Give every entry again, word for word and in full.

## start

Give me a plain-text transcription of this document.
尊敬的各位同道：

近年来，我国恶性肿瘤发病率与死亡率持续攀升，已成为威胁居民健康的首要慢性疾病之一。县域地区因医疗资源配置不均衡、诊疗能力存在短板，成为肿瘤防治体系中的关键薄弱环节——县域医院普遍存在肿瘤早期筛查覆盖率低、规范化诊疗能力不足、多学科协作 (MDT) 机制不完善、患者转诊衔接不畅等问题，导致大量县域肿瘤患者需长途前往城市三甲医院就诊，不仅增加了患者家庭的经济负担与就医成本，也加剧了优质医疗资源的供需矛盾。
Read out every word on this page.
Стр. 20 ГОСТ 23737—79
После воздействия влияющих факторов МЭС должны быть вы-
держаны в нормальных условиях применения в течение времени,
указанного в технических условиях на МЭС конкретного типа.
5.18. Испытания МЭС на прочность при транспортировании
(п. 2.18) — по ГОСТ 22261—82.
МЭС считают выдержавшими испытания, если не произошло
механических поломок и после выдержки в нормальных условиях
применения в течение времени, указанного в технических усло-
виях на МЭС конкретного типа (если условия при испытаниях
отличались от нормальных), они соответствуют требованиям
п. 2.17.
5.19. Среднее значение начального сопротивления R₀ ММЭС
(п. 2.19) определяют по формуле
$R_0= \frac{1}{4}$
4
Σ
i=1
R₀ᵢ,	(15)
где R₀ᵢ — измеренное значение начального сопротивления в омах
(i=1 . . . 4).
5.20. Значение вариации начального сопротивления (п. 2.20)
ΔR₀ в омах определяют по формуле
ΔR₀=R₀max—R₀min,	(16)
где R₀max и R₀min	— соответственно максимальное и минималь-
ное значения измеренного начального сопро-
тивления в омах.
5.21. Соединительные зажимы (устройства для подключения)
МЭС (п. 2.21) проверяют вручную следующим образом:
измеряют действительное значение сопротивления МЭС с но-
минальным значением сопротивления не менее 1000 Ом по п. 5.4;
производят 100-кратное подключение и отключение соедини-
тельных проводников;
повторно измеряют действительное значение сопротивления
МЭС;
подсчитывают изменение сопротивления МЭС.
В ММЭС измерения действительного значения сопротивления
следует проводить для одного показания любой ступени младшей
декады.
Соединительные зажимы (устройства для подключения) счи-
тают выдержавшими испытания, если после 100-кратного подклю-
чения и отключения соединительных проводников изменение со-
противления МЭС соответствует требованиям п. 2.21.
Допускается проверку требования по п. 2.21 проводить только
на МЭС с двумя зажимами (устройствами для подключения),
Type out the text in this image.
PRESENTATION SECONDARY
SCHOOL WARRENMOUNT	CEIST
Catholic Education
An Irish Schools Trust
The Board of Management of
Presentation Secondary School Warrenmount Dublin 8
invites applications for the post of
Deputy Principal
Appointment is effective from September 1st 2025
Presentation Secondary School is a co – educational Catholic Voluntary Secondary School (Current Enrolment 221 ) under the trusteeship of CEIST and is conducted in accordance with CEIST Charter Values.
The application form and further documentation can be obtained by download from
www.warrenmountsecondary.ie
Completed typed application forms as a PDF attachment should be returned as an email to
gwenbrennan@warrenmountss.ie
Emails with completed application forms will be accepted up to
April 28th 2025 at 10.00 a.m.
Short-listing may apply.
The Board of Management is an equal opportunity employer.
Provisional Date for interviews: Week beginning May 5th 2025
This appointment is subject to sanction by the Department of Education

## end

◆ FULL SOLUTION
Give me a plain-text transcription of this document.
尊敬的各位同道：

近年来，我国恶性肿瘤发病率与死亡率持续攀升，已成为威胁居民健康的首要慢性疾病之一。县域地区因医疗资源配置不均衡、诊疗能力存在短板，成为肿瘤防治体系中的关键薄弱环节——县域医院普遍存在肿瘤早期筛查覆盖率低、规范化诊疗能力不足、多学科协作 (MDT) 机制不完善、患者转诊衔接不畅等问题，导致大量县域肿瘤患者需长途前往城市三甲医院就诊，不仅增加了患者家庭的经济负担与就医成本，也加剧了优质医疗资源的供需矛盾。
Read out every word on this page.
Стр. 20 ГОСТ 23737—79
После воздействия влияющих факторов МЭС должны быть вы-
держаны в нормальных условиях применения в течение времени,
указанного в технических условиях на МЭС конкретного типа.
5.18. Испытания МЭС на прочность при транспортировании
(п. 2.18) — по ГОСТ 22261—82.
МЭС считают выдержавшими испытания, если не произошло
механических поломок и после выдержки в нормальных условиях
применения в течение времени, указанного в технических усло-
виях на МЭС конкретного типа (если условия при испытаниях
отличались от нормальных), они соответствуют требованиям
п. 2.17.
5.19. Среднее значение начального сопротивления R₀ ММЭС
(п. 2.19) определяют по формуле
$R_0= \frac{1}{4}$
4
Σ
i=1
R₀ᵢ,	(15)
где R₀ᵢ — измеренное значение начального сопротивления в омах
(i=1 . . . 4).
5.20. Значение вариации начального сопротивления (п. 2.20)
ΔR₀ в омах определяют по формуле
ΔR₀=R₀max—R₀min,	(16)
где R₀max и R₀min	— соответственно максимальное и минималь-
ное значения измеренного начального сопро-
тивления в омах.
5.21. Соединительные зажимы (устройства для подключения)
МЭС (п. 2.21) проверяют вручную следующим образом:
измеряют действительное значение сопротивления МЭС с но-
минальным значением сопротивления не менее 1000 Ом по п. 5.4;
производят 100-кратное подключение и отключение соедини-
тельных проводников;
повторно измеряют действительное значение сопротивления
МЭС;
подсчитывают изменение сопротивления МЭС.
В ММЭС измерения действительного значения сопротивления
следует проводить для одного показания любой ступени младшей
декады.
Соединительные зажимы (устройства для подключения) счи-
тают выдержавшими испытания, если после 100-кратного подклю-
чения и отключения соединительных проводников изменение со-
противления МЭС соответствует требованиям п. 2.21.
Допускается проверку требования по п. 2.21 проводить только
на МЭС с двумя зажимами (устройствами для подключения),
Type out the text in this image.
PRESENTATION SECONDARY
SCHOOL WARRENMOUNT	CEIST
Catholic Education
An Irish Schools Trust
The Board of Management of
Presentation Secondary School Warrenmount Dublin 8
invites applications for the post of
Deputy Principal
Appointment is effective from September 1st 2025
Presentation Secondary School is a co – educational Catholic Voluntary Secondary School (Current Enrolment 221 ) under the trusteeship of CEIST and is conducted in accordance with CEIST Charter Values.
The application form and further documentation can be obtained by download from
www.warrenmountsecondary.ie
Completed typed application forms as a PDF attachment should be returned as an email to
gwenbrennan@warrenmountss.ie
Emails with completed application forms will be accepted up to
April 28th 2025 at 10.00 a.m.
Short-listing may apply.
The Board of Management is an equal opportunity employer.
Provisional Date for interviews: Week beginning May 5th 2025
This appointment is subject to sanction by the Department of Education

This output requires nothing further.